■ What the exercise asks
Show every line in the records below that contains the word "type".

(Records from a data source)
## Begin
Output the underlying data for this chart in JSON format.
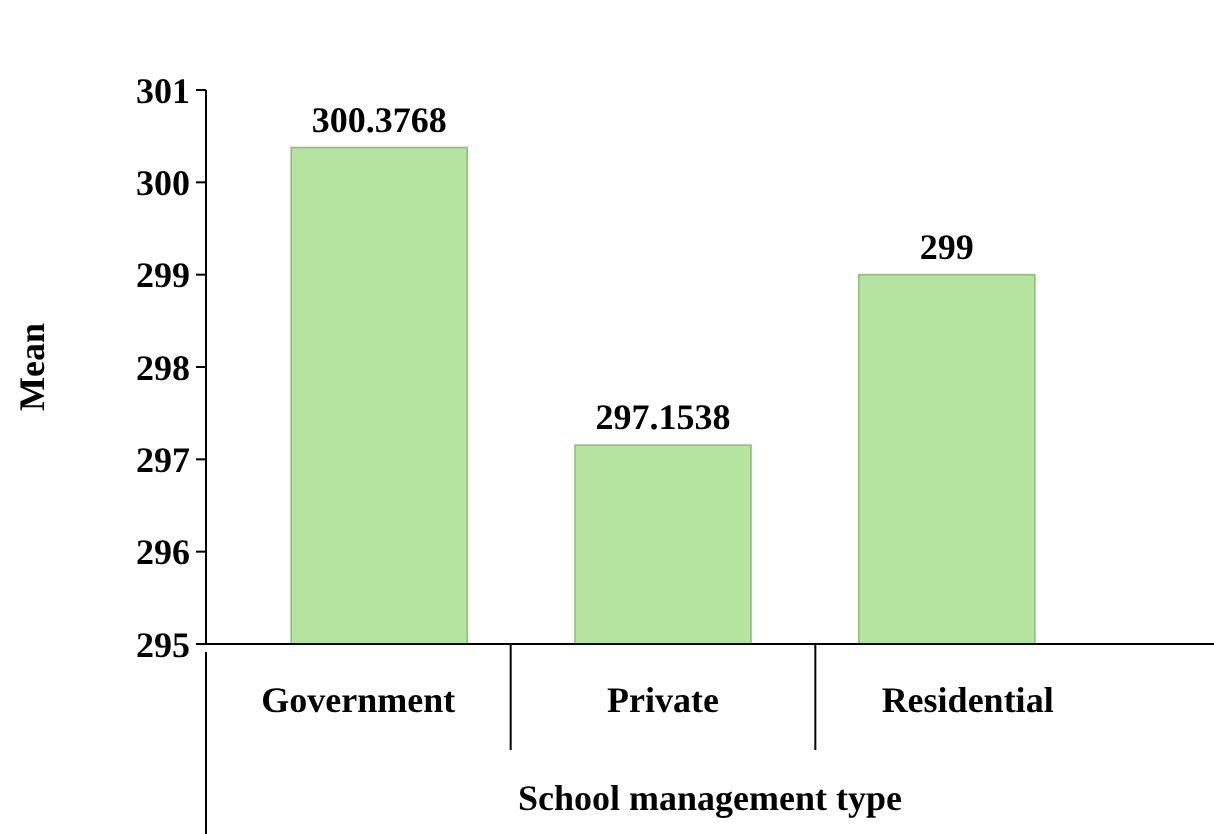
{
  "chart_data": {
    "type": "bar",
    "xlabel": "School management type",
    "ylabel": "Mean",
    "categories": [
      "Government",
      "Private",
      "Residential"
    ],
    "values": [
      300.3768,
      297.1538,
      299
    ],
    "color": "#b5e3a0",
    "ylim": [
      295,
      301
    ],
    "yticks": [
      295,
      296,
      297,
      298,
      299,
      300,
      301
    ],
    "data_labels": true,
    "grid": false
  }
}
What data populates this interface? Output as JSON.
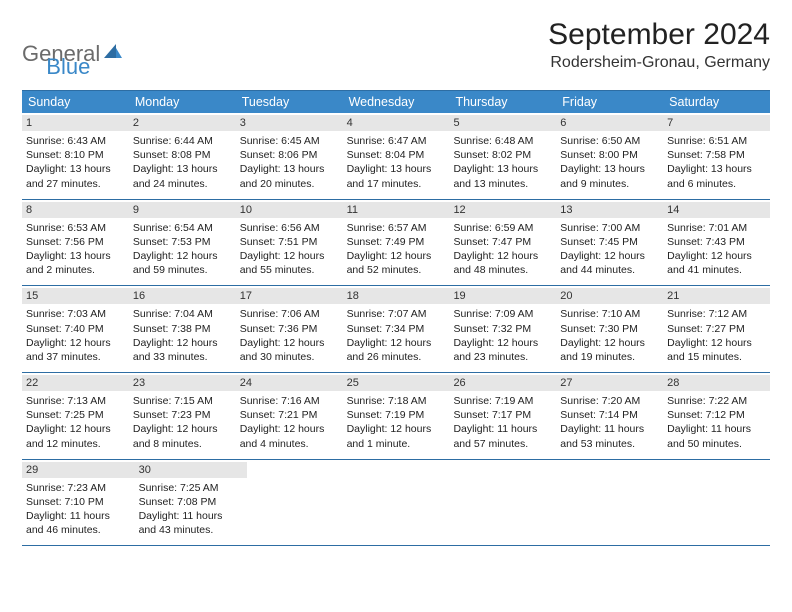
{
  "logo": {
    "gen": "General",
    "blue": "Blue"
  },
  "title": "September 2024",
  "location": "Rodersheim-Gronau, Germany",
  "colors": {
    "header_bg": "#3a88c8",
    "header_text": "#ffffff",
    "rule": "#2d6da3",
    "daynum_bg": "#e6e6e6",
    "text": "#222222",
    "logo_gray": "#6b6b6b",
    "logo_blue": "#3a88c8"
  },
  "weekdays": [
    "Sunday",
    "Monday",
    "Tuesday",
    "Wednesday",
    "Thursday",
    "Friday",
    "Saturday"
  ],
  "weeks": [
    [
      {
        "n": "1",
        "sr": "Sunrise: 6:43 AM",
        "ss": "Sunset: 8:10 PM",
        "d1": "Daylight: 13 hours",
        "d2": "and 27 minutes."
      },
      {
        "n": "2",
        "sr": "Sunrise: 6:44 AM",
        "ss": "Sunset: 8:08 PM",
        "d1": "Daylight: 13 hours",
        "d2": "and 24 minutes."
      },
      {
        "n": "3",
        "sr": "Sunrise: 6:45 AM",
        "ss": "Sunset: 8:06 PM",
        "d1": "Daylight: 13 hours",
        "d2": "and 20 minutes."
      },
      {
        "n": "4",
        "sr": "Sunrise: 6:47 AM",
        "ss": "Sunset: 8:04 PM",
        "d1": "Daylight: 13 hours",
        "d2": "and 17 minutes."
      },
      {
        "n": "5",
        "sr": "Sunrise: 6:48 AM",
        "ss": "Sunset: 8:02 PM",
        "d1": "Daylight: 13 hours",
        "d2": "and 13 minutes."
      },
      {
        "n": "6",
        "sr": "Sunrise: 6:50 AM",
        "ss": "Sunset: 8:00 PM",
        "d1": "Daylight: 13 hours",
        "d2": "and 9 minutes."
      },
      {
        "n": "7",
        "sr": "Sunrise: 6:51 AM",
        "ss": "Sunset: 7:58 PM",
        "d1": "Daylight: 13 hours",
        "d2": "and 6 minutes."
      }
    ],
    [
      {
        "n": "8",
        "sr": "Sunrise: 6:53 AM",
        "ss": "Sunset: 7:56 PM",
        "d1": "Daylight: 13 hours",
        "d2": "and 2 minutes."
      },
      {
        "n": "9",
        "sr": "Sunrise: 6:54 AM",
        "ss": "Sunset: 7:53 PM",
        "d1": "Daylight: 12 hours",
        "d2": "and 59 minutes."
      },
      {
        "n": "10",
        "sr": "Sunrise: 6:56 AM",
        "ss": "Sunset: 7:51 PM",
        "d1": "Daylight: 12 hours",
        "d2": "and 55 minutes."
      },
      {
        "n": "11",
        "sr": "Sunrise: 6:57 AM",
        "ss": "Sunset: 7:49 PM",
        "d1": "Daylight: 12 hours",
        "d2": "and 52 minutes."
      },
      {
        "n": "12",
        "sr": "Sunrise: 6:59 AM",
        "ss": "Sunset: 7:47 PM",
        "d1": "Daylight: 12 hours",
        "d2": "and 48 minutes."
      },
      {
        "n": "13",
        "sr": "Sunrise: 7:00 AM",
        "ss": "Sunset: 7:45 PM",
        "d1": "Daylight: 12 hours",
        "d2": "and 44 minutes."
      },
      {
        "n": "14",
        "sr": "Sunrise: 7:01 AM",
        "ss": "Sunset: 7:43 PM",
        "d1": "Daylight: 12 hours",
        "d2": "and 41 minutes."
      }
    ],
    [
      {
        "n": "15",
        "sr": "Sunrise: 7:03 AM",
        "ss": "Sunset: 7:40 PM",
        "d1": "Daylight: 12 hours",
        "d2": "and 37 minutes."
      },
      {
        "n": "16",
        "sr": "Sunrise: 7:04 AM",
        "ss": "Sunset: 7:38 PM",
        "d1": "Daylight: 12 hours",
        "d2": "and 33 minutes."
      },
      {
        "n": "17",
        "sr": "Sunrise: 7:06 AM",
        "ss": "Sunset: 7:36 PM",
        "d1": "Daylight: 12 hours",
        "d2": "and 30 minutes."
      },
      {
        "n": "18",
        "sr": "Sunrise: 7:07 AM",
        "ss": "Sunset: 7:34 PM",
        "d1": "Daylight: 12 hours",
        "d2": "and 26 minutes."
      },
      {
        "n": "19",
        "sr": "Sunrise: 7:09 AM",
        "ss": "Sunset: 7:32 PM",
        "d1": "Daylight: 12 hours",
        "d2": "and 23 minutes."
      },
      {
        "n": "20",
        "sr": "Sunrise: 7:10 AM",
        "ss": "Sunset: 7:30 PM",
        "d1": "Daylight: 12 hours",
        "d2": "and 19 minutes."
      },
      {
        "n": "21",
        "sr": "Sunrise: 7:12 AM",
        "ss": "Sunset: 7:27 PM",
        "d1": "Daylight: 12 hours",
        "d2": "and 15 minutes."
      }
    ],
    [
      {
        "n": "22",
        "sr": "Sunrise: 7:13 AM",
        "ss": "Sunset: 7:25 PM",
        "d1": "Daylight: 12 hours",
        "d2": "and 12 minutes."
      },
      {
        "n": "23",
        "sr": "Sunrise: 7:15 AM",
        "ss": "Sunset: 7:23 PM",
        "d1": "Daylight: 12 hours",
        "d2": "and 8 minutes."
      },
      {
        "n": "24",
        "sr": "Sunrise: 7:16 AM",
        "ss": "Sunset: 7:21 PM",
        "d1": "Daylight: 12 hours",
        "d2": "and 4 minutes."
      },
      {
        "n": "25",
        "sr": "Sunrise: 7:18 AM",
        "ss": "Sunset: 7:19 PM",
        "d1": "Daylight: 12 hours",
        "d2": "and 1 minute."
      },
      {
        "n": "26",
        "sr": "Sunrise: 7:19 AM",
        "ss": "Sunset: 7:17 PM",
        "d1": "Daylight: 11 hours",
        "d2": "and 57 minutes."
      },
      {
        "n": "27",
        "sr": "Sunrise: 7:20 AM",
        "ss": "Sunset: 7:14 PM",
        "d1": "Daylight: 11 hours",
        "d2": "and 53 minutes."
      },
      {
        "n": "28",
        "sr": "Sunrise: 7:22 AM",
        "ss": "Sunset: 7:12 PM",
        "d1": "Daylight: 11 hours",
        "d2": "and 50 minutes."
      }
    ],
    [
      {
        "n": "29",
        "sr": "Sunrise: 7:23 AM",
        "ss": "Sunset: 7:10 PM",
        "d1": "Daylight: 11 hours",
        "d2": "and 46 minutes."
      },
      {
        "n": "30",
        "sr": "Sunrise: 7:25 AM",
        "ss": "Sunset: 7:08 PM",
        "d1": "Daylight: 11 hours",
        "d2": "and 43 minutes."
      },
      null,
      null,
      null,
      null,
      null
    ]
  ]
}
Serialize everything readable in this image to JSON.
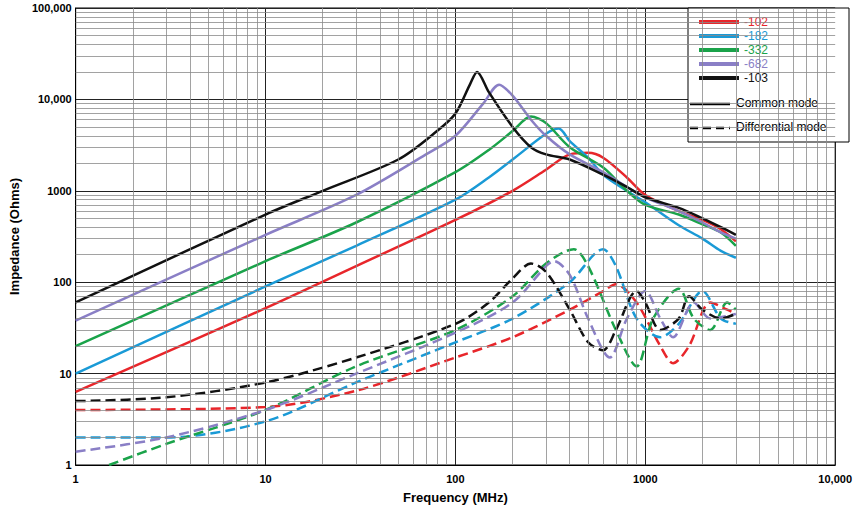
## End
■ Full response
    "type": "bar",
    "xlabel": "School management type",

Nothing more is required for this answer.